Article:
-- START --

Although gold’s connection to thermodynamic reality granted it scarcity, from a technological perspective it failed to keep pace with the needs of a rapidly scaling, international global economy. Prohibitive weight, inadequate divisibility, cost-ineffective verifiability, and the risk inherent to transporting physical gold around the world to settle payments all contributed to its shortcoming. To solve these scaling problems (namely related to transaction costs) governments created gold-convertible paper notes to facilitate capital flows, thus making (claims on) gold more salable across space.

However, because economic actors placed their gold with centralized custodial banks to increase its salability, the economy necessarily evolved to operate on a system of credit issued against that gold, whereby depositors accepted counterparty risk for the benefit of using paper currency. This effectively increased gold’s frequency of final settlement at the cost of incorporating trusted third-party intermediaries into the architecture of the monetary system.

This system of paper credit was ultimately backed by the balance sheets of central banks that issued these gold-convertible certificates. This meant that the ability of depositors to convert their certificates into the underlying commodity (gold) was reliant upon the favor of central banks, reflecting the permissioned and inherently political nature of the fiat system.

-- END --

Data extract:
-- START --

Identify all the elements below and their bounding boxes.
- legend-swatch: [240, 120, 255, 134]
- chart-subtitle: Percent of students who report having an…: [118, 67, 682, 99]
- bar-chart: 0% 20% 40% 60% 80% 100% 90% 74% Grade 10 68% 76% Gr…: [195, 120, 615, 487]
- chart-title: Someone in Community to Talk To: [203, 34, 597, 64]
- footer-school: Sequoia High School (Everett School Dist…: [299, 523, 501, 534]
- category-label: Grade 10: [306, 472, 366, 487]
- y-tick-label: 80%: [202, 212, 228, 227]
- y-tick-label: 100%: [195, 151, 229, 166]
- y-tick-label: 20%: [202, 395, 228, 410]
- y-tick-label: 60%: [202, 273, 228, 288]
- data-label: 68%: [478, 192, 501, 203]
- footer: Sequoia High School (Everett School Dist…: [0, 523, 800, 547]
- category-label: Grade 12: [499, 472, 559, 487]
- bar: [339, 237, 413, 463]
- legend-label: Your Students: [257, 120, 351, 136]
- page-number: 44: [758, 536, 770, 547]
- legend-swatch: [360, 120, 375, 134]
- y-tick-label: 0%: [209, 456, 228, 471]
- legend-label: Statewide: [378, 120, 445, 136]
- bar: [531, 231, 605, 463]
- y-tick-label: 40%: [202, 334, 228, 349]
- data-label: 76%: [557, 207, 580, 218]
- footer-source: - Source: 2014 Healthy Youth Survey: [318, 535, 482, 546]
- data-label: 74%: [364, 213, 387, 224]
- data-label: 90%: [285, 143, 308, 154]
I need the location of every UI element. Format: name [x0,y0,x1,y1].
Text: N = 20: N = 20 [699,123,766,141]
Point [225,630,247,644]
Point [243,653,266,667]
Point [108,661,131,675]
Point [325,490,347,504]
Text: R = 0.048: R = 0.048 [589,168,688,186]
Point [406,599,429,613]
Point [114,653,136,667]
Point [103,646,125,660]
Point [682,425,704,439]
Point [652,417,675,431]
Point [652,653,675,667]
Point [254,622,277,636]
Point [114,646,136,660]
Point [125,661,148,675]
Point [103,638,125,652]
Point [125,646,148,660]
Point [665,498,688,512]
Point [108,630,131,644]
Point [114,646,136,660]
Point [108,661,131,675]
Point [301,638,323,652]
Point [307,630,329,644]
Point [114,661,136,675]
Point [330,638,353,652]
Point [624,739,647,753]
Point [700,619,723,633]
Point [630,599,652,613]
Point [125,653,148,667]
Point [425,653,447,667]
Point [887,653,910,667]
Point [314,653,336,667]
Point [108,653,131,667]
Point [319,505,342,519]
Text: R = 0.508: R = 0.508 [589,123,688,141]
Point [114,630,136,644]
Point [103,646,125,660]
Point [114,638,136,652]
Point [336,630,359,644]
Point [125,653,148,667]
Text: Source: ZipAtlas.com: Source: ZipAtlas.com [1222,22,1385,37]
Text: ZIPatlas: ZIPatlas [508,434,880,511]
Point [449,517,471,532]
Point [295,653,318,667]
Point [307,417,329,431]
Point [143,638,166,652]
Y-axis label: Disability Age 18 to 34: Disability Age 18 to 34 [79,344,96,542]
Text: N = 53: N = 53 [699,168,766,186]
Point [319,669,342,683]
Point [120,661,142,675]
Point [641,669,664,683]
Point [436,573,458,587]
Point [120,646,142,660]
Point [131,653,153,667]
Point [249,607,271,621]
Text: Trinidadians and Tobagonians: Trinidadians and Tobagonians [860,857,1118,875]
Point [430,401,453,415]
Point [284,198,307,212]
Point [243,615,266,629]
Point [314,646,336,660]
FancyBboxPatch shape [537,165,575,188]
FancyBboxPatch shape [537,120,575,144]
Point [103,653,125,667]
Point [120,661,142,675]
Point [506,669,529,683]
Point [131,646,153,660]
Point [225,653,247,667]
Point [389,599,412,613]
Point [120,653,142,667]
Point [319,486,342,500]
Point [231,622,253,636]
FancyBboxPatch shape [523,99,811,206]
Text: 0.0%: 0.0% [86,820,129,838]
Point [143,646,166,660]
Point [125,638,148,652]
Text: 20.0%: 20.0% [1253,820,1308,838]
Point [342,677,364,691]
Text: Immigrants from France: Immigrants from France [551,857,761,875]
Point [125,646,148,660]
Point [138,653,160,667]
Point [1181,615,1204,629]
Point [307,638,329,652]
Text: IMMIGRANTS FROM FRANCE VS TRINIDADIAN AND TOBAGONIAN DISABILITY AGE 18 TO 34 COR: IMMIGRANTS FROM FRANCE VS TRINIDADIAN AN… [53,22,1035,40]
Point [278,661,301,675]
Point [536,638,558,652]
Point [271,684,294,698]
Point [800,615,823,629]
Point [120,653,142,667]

-- END --

Work instructions:
[1] Answer from the passage on gold:
(a) What did governments create to solve gold's scaling problems?
(b) Where did economic actors place their gold to increase its salability?
(c) What ultimately backed the system of paper credit?
[2] List every factor that the passage on gold gives as contributing to gold's shortcoming.
[3] Write out everything in the passage on gold from "However, because economic" down to "the monetary system.".
The records are taken from a different source.

Task-by-task answers:
[1]
(a) Gold-convertible paper notes.
(b) With centralized custodial banks.
(c) The balance sheets of the central banks that issued the gold-convertible certificates.

[2]
- Prohibitive weight
- Inadequate divisibility
- Cost-ineffective verifiability
- The risk inherent to transporting physical gold around the world to settle payments

[3]
However, because economic actors placed their gold with centralized custodial banks to increase its salability, the economy necessarily evolved to operate on a system of credit issued against that gold, whereby depositors accepted counterparty risk for the benefit of using paper currency. This effectively increased gold’s frequency of final settlement at the cost of incorporating trusted third-party intermediaries into the architecture of the monetary system.